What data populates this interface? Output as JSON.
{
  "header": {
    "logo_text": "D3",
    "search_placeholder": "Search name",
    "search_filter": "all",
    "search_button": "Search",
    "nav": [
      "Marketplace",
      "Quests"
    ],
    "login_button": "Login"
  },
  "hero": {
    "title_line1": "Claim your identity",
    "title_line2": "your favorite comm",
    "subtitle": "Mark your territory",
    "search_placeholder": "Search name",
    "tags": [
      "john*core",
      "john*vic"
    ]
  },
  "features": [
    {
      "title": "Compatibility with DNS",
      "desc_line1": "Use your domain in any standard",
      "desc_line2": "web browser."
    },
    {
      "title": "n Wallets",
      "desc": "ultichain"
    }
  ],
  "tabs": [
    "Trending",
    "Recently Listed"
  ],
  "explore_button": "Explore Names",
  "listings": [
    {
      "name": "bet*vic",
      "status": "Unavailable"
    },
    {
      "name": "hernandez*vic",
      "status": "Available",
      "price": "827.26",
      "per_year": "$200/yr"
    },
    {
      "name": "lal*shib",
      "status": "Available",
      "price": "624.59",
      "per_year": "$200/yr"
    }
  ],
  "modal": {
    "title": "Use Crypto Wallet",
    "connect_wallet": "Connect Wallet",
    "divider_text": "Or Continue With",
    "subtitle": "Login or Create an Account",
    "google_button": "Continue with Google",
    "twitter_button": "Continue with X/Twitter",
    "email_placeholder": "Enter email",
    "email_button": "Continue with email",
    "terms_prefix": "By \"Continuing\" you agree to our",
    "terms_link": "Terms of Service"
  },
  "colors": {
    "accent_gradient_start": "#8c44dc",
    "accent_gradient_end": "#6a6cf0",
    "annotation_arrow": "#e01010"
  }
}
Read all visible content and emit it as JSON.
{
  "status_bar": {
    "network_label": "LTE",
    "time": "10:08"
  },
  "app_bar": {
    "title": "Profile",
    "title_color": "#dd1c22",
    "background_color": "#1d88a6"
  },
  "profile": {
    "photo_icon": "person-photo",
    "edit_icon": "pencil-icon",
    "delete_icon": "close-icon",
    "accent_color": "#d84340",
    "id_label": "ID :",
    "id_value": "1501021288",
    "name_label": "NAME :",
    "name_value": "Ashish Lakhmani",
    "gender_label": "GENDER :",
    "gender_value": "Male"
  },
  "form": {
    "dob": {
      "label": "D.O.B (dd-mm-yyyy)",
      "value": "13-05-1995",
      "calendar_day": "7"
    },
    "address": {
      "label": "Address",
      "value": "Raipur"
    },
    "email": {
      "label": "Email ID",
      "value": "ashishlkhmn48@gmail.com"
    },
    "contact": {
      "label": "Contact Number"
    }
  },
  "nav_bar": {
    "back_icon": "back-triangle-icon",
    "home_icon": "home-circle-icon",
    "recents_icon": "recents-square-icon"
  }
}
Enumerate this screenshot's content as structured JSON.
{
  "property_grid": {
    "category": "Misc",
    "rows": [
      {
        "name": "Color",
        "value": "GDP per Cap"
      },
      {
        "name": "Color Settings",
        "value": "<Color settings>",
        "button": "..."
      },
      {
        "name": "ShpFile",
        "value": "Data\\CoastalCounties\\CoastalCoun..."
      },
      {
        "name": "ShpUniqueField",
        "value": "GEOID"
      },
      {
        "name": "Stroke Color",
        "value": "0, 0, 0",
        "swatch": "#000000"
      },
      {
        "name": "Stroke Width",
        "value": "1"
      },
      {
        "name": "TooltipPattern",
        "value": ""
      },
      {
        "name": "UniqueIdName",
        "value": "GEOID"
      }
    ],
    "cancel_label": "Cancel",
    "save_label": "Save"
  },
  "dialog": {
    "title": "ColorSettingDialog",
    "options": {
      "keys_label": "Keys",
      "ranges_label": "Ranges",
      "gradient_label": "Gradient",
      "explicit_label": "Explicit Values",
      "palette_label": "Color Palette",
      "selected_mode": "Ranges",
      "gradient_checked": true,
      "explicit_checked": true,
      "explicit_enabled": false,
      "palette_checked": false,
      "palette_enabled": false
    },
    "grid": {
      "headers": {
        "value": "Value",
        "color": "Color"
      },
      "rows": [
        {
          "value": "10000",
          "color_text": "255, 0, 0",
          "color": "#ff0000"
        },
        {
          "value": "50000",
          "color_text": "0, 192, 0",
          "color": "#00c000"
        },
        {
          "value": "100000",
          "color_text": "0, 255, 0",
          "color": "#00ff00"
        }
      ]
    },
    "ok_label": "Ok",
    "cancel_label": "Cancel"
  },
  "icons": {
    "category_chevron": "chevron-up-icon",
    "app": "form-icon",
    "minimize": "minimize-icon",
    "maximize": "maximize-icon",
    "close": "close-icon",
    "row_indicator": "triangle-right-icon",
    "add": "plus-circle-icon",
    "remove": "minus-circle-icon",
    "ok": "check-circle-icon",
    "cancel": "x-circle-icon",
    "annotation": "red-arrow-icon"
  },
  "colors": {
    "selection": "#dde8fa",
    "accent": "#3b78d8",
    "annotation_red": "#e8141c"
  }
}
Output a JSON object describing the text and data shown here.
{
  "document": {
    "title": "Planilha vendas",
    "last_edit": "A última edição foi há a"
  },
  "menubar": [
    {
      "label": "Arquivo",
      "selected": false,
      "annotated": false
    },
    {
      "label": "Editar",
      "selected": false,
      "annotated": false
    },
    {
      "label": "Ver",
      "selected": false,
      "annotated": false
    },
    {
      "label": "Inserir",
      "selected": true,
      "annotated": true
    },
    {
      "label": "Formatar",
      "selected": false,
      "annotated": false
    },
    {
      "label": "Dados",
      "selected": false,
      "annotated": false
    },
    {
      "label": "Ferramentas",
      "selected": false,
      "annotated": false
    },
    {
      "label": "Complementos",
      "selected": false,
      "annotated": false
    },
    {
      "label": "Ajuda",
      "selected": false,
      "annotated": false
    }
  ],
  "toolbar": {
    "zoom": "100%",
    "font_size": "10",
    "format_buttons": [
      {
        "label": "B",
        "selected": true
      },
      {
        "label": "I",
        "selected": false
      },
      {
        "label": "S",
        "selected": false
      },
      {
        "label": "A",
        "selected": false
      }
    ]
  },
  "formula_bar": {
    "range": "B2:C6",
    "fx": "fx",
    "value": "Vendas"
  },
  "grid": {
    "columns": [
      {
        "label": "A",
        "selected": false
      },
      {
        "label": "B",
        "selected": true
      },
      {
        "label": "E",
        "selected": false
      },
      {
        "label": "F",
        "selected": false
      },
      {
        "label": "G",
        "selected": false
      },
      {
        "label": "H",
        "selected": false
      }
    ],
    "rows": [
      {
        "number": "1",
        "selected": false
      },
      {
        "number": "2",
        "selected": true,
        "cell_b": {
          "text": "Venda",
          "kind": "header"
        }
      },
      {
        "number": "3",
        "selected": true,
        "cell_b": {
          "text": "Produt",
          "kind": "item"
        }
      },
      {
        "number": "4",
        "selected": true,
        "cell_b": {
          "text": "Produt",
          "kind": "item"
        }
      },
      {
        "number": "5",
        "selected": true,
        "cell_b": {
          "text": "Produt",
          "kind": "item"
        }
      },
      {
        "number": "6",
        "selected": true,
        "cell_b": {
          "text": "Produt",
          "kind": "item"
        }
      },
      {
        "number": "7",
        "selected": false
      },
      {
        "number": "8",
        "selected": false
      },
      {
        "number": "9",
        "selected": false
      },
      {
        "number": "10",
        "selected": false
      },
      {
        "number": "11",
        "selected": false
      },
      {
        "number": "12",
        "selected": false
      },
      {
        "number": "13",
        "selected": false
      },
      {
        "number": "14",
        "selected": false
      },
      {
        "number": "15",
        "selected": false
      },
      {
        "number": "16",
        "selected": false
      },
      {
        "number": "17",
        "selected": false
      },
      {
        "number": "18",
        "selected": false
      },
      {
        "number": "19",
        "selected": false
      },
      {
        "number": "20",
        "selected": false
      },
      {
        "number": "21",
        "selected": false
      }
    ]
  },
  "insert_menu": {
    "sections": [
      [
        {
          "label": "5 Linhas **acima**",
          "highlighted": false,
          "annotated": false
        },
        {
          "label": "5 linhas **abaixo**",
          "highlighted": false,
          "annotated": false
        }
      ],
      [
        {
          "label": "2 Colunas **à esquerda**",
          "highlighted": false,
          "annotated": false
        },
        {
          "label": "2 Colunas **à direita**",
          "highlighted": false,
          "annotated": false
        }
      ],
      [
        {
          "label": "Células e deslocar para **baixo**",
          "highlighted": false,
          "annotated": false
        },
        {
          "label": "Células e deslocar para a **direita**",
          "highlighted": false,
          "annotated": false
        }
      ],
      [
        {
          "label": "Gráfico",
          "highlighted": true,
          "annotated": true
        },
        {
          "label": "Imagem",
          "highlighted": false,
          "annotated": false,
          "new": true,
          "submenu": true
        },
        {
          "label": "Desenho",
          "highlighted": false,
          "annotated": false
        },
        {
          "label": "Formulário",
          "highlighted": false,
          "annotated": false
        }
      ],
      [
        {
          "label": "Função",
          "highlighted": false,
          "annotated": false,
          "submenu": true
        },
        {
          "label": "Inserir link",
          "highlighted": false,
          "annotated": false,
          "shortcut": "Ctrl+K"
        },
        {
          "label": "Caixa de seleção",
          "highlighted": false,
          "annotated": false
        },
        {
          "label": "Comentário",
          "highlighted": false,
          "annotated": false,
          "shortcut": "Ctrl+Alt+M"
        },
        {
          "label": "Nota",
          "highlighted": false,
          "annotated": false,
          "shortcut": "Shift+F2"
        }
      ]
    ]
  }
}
::::::::::
▸ GOAL: Return only the count of lines in the records that hold the word "this".

▸ FULL SOLUTION: 2